*Arbeitsanweisungen:*
a: Geben Sie aus dem Auszug über das Rock-Comeback den Abschnitt von „Warum ich das“ bis einschließlich „und los gehts.“ wortgetreu wieder.
b: Prüfen Sie, ob die Aussagen (i) bis (iii) mit dem Auszug über das Rock-Comeback übereinstimmen. Beantworten Sie jede mit Ja oder Nein und belegen Sie sie mit einem wörtlichen Zitat daraus.
(i) Die Wiederbelebung durch den Grunge wird auf das Ende der 80er Jahre datiert.
(ii) Der aktuelle Hype wird vor allem in den USA festgestellt.
(iii) „Get Born“ wird als Longplayer von JET bezeichnet.

*Bereitgestellter Auszug:*
= = = = = = =

Bis zu seiner Wiederbelebung durch den sogenannten Grunge (Seattle und so) Ende der 80er Jahre schienen einem ehemaligen Boxer gleich der Rock und sein Kollege Roll so ein Ex-Champion zu sein. Die Nachfolger Hip Hop, (Acid-) House und Konsorten standen bereit, und keiner gab mehr einen Pfifferling auf die Jungs. Mittlerweile jedoch erleben wir das x-te Comeback, und vor allem in UK gibt es einen Hype zu konstatieren, der uns an die gute alte Zeit erinnert, als Männer noch echte Rocker waren, und schöne Frauen am Hintertürchen des Umkleideraums (= Backstage) Schlange standen, um den Sanges- und Gitarrenheroen die wohlverdiente Ehre zu erweisen.

Warum ich das alles erzähle? Weil "Get Born", der frische Longplayer von JET, den Hörer, einer Zeitmaschine gleich, in diese seligen Jahre zurück versetzt und mit auf eine Reise durch die Facetten des 70er und 80er Jahre Rock nimmt. Augen zu, Headphone auf die Matte, und los gehts.

= = = = = = =

*Vorliegende Einträge:*

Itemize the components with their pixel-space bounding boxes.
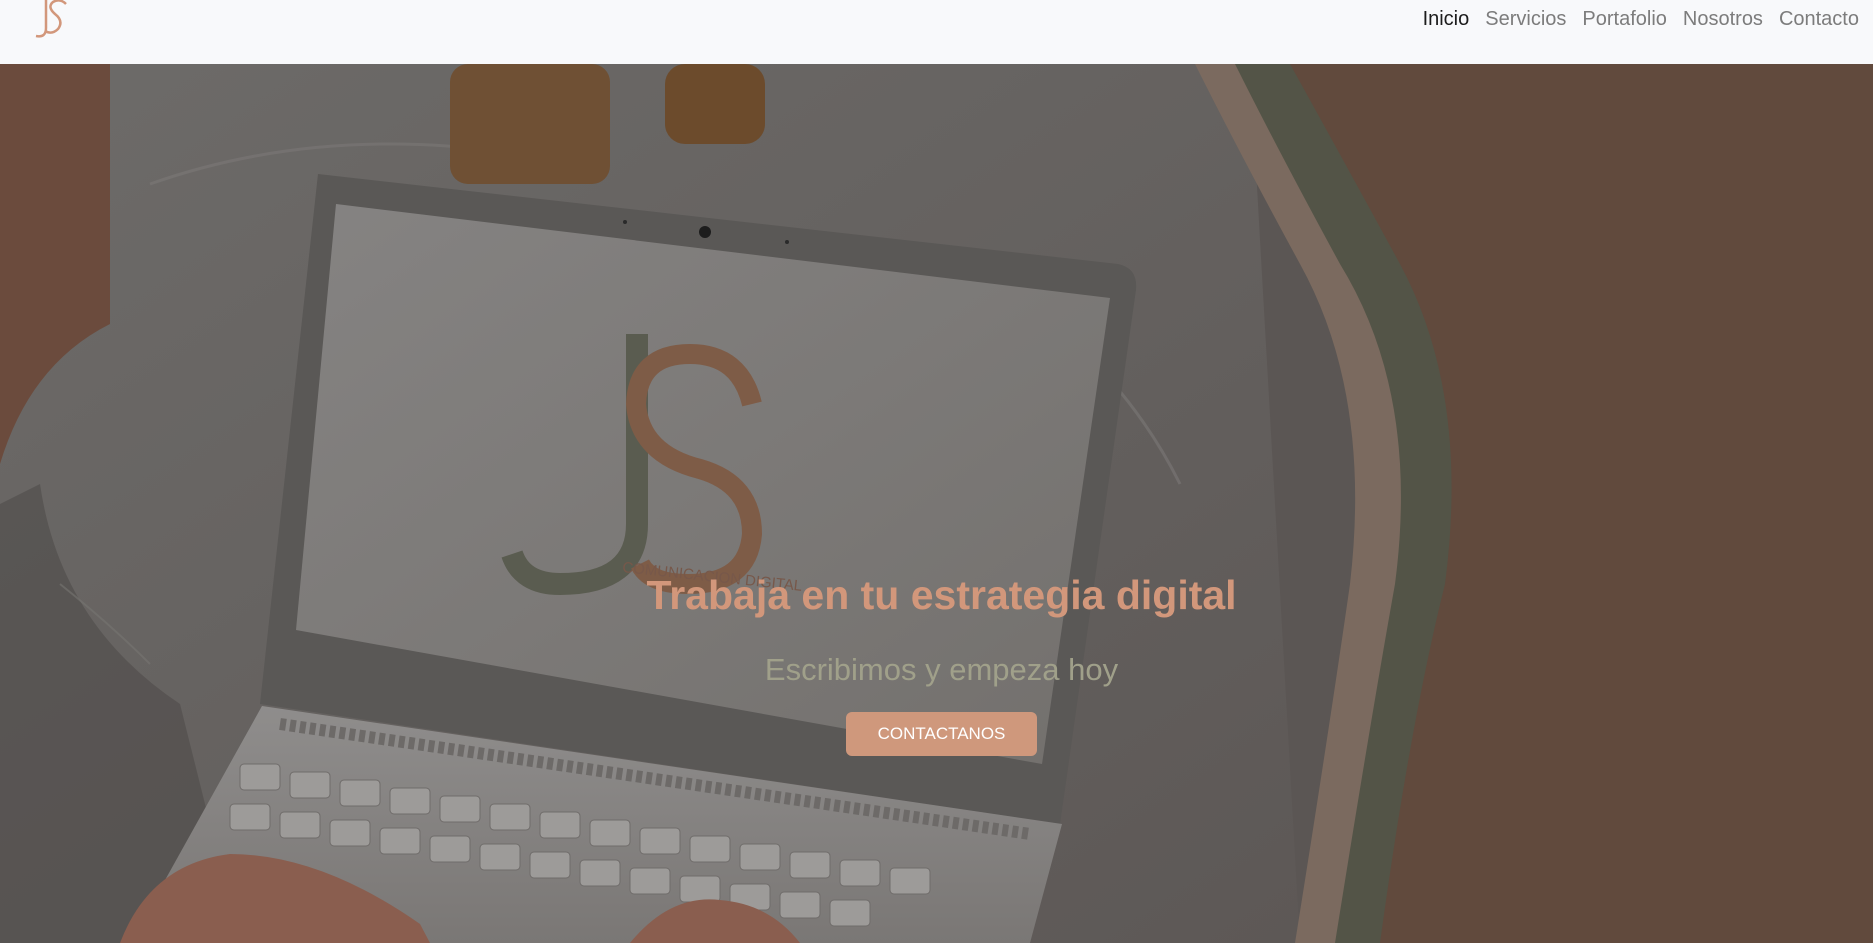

= = = = = = =

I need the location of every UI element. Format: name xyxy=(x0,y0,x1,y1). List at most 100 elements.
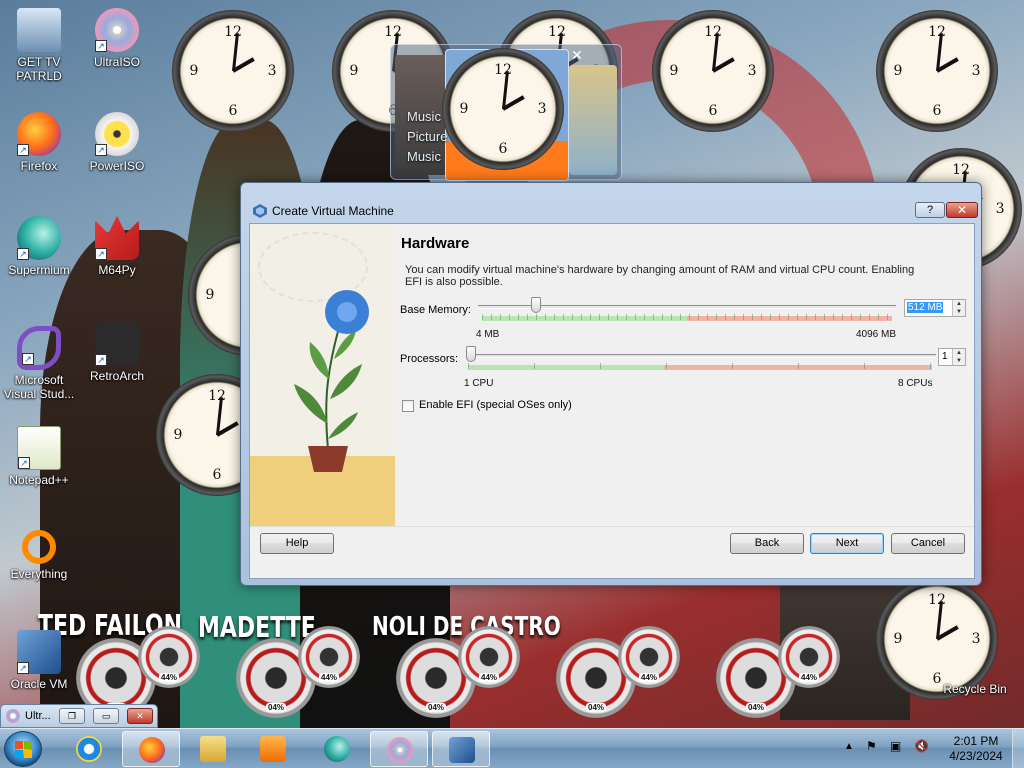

= = = = = = =

*Lösungen:*
a:
Warum ich das alles erzähle? Weil "Get Born", der frische Longplayer von JET, den Hörer, einer Zeitmaschine gleich, in diese seligen Jahre zurück versetzt und mit auf eine Reise durch die Facetten des 70er und 80er Jahre Rock nimmt. Augen zu, Headphone auf die Matte, und los gehts.

b:
(i) Ja: „Bis zu seiner Wiederbelebung durch den sogenannten Grunge (Seattle und so) Ende der 80er Jahre“
(ii) Nein: „vor allem in UK gibt es einen Hype zu konstatieren“
(iii) Ja: „"Get Born", der frische Longplayer von JET“